Set task — Note how many lines include the word "normed", and give that number by itself.

Start of Records provided

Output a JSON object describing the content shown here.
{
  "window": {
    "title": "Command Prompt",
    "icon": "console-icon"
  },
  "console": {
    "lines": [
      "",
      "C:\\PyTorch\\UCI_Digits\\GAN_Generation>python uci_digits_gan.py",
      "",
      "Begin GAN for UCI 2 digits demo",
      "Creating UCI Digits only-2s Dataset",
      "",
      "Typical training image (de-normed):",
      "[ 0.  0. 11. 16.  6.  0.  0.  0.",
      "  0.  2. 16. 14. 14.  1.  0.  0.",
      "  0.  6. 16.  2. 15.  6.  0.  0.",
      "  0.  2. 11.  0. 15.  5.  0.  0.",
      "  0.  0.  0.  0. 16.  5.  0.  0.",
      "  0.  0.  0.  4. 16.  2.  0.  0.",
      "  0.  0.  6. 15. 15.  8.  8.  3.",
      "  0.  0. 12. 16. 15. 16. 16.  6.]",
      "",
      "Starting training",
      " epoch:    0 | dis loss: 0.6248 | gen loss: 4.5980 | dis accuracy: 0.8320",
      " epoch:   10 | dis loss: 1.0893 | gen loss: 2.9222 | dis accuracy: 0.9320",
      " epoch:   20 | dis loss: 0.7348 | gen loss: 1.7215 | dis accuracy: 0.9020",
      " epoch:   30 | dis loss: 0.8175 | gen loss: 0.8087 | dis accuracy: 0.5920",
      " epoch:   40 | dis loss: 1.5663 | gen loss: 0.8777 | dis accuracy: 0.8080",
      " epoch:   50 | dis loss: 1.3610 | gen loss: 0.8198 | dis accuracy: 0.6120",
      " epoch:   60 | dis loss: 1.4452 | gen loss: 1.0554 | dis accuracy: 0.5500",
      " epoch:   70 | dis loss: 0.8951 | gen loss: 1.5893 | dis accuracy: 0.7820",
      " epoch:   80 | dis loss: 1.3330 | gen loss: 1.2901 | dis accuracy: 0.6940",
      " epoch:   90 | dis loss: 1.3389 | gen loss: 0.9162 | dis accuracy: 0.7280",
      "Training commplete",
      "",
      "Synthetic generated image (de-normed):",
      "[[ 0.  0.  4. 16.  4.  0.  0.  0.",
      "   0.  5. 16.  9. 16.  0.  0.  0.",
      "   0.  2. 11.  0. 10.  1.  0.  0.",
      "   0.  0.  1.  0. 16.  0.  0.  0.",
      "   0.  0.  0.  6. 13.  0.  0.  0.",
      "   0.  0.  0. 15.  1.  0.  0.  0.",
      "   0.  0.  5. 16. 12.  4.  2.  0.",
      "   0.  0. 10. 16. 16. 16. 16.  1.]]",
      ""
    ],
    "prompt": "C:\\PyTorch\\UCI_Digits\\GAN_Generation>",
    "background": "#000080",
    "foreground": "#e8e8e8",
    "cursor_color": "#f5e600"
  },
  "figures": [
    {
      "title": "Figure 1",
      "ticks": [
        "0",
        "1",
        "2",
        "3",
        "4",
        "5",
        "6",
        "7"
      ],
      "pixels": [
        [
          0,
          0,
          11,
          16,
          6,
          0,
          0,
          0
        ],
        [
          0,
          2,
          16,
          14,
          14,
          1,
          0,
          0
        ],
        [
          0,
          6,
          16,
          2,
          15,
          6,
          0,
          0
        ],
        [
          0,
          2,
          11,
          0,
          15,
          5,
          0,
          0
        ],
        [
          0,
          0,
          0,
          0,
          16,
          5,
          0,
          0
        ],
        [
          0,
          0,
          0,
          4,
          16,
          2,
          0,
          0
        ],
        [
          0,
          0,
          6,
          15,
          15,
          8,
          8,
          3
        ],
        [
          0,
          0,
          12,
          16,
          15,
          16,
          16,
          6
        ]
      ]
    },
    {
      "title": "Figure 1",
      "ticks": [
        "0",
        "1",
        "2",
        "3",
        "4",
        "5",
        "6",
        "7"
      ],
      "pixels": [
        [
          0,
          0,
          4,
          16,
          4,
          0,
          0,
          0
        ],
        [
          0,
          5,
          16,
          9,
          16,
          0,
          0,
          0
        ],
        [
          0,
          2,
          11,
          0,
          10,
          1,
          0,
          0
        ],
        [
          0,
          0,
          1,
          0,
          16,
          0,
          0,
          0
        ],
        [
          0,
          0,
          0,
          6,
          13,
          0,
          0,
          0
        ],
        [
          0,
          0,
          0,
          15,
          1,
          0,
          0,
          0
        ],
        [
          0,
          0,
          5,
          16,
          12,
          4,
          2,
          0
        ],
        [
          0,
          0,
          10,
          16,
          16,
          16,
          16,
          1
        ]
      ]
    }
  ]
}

End of Records provided

Worked answer — 2